• _Work to complete_
Rewrite the dataset notes from "Dataset - http://bil.eecs.yorku.ca/datasets/" to "of the ML model. Gender and class balanced.", changing "ML model" to "machine learning model".

• _Document segment_
Dataset - http://bil.eecs.yorku.ca/datasets/
- Total of 17,870 utterances.
- Training Set - Contains 77.3% of the dataset, used to train the ML model. Gender and class balanced.
- Validation Set - Contains 15.58% of the dataset, used to validate the accuracy of the ML model. Gender and class balanced.
- Generalization Testing - Contains 6.68% of the dataset. Contains only voices from one unseen algorithm(Google TTS Wavenet) and unseen real voices. Gender and class balanced. Used to check if the model has successfully learnt to generalize.
Extracting MFCCs essentially summarises the frequency distribution across a window size, this makes it possible to analyse both frequency and temporal characteristics of a sound wave. I have used the Librosa library, alongside a custom script to extract the MFCCs of all the audio files in the dataset and saved the processed dataset as a HDF5 file. This downsized the dataset by about 5 times.
Resources - https://arxiv.org/pdf/1812.00149.pdf
- Data Augmentation - more data will help the model generalise with higher levels of accuracy. Augmentations such as noise injection, time shifting, pitch change and speed change could be implemented with Numpy & Librosa.
- Exploring the for-rerec dataset and p ossible merge with the for-2seconds dataset, will help the model in situations where the attacker may play the synthetic speech with one device and record it with another device. This will make the model more resilient.
- Exploring Constant-Q transform(CQT) instead of MFCC for feature extraction. This could be implemented with Librosa.
- Transfer Learning with model architectures such as Inception and MobileNet with ImageNet weights - this might improve the classification accuracy, however these are relatively large models and might sacrifice speed in a real-time classification scenario.

• _Document structure recognition data_
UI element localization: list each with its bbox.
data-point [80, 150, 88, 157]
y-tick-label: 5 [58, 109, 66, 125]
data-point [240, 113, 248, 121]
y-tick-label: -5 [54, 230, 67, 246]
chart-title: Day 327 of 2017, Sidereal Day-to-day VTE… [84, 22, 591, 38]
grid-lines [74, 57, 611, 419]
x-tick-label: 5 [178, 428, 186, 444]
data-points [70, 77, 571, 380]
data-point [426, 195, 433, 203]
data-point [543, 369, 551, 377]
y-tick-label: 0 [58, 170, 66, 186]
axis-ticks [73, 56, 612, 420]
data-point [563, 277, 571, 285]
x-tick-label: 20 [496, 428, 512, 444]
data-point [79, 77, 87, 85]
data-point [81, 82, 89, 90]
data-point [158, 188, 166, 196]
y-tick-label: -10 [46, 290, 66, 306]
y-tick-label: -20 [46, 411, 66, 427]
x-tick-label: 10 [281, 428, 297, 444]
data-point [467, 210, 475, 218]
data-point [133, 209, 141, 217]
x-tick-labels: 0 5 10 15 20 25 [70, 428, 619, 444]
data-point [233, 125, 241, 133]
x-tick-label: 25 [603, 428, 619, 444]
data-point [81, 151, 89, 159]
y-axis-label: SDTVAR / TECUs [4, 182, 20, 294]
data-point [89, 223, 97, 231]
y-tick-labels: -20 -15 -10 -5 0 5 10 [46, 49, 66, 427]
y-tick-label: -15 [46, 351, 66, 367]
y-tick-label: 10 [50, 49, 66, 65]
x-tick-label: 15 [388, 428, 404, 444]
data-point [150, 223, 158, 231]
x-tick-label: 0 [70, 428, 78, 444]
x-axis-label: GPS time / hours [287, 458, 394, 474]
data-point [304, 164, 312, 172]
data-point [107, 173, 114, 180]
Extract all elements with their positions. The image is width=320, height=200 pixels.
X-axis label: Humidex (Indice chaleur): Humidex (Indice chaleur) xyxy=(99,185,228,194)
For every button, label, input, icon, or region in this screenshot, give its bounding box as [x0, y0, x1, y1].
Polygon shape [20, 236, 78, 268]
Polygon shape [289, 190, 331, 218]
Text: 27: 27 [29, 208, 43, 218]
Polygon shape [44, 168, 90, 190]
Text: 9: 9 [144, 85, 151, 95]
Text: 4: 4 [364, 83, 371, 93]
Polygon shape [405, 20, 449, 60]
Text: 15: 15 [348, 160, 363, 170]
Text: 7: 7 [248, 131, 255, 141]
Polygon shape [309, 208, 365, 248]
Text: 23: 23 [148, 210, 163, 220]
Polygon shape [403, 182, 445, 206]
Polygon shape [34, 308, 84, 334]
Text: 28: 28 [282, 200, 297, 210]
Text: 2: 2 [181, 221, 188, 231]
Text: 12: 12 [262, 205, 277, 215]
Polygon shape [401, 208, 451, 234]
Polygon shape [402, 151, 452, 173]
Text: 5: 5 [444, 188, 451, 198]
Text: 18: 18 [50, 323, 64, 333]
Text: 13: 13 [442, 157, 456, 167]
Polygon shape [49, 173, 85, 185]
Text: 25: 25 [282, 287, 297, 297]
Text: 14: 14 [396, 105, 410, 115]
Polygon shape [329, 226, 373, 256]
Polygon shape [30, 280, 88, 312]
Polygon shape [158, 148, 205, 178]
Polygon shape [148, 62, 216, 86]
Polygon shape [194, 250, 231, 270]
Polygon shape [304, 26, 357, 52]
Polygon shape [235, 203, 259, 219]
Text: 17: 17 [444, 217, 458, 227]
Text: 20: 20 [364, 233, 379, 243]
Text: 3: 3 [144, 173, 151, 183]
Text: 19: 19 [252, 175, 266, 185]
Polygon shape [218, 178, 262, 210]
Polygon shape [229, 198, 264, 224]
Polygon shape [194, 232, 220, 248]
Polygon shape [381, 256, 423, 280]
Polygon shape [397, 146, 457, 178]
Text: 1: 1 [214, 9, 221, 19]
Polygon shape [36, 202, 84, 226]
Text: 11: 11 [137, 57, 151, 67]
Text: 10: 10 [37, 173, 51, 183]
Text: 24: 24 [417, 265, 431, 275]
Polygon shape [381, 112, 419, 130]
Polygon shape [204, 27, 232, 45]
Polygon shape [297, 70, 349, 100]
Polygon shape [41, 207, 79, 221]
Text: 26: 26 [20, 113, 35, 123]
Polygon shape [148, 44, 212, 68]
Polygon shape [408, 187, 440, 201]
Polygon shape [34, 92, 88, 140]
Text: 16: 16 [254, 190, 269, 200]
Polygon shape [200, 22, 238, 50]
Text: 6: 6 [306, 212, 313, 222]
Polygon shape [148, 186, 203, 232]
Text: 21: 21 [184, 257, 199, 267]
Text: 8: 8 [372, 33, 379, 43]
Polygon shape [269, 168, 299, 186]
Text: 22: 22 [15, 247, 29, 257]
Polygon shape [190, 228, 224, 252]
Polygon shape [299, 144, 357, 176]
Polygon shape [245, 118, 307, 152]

• _Task solution_
Dataset - http://bil.eecs.yorku.ca/datasets/
- Total of 17,870 utterances.
- Training Set - Contains 77.3% of the dataset, used to train the machine learning model. Gender and class balanced.
- Validation Set - Contains 15.58% of the dataset, used to validate the accuracy of the machine learning model. Gender and class balanced.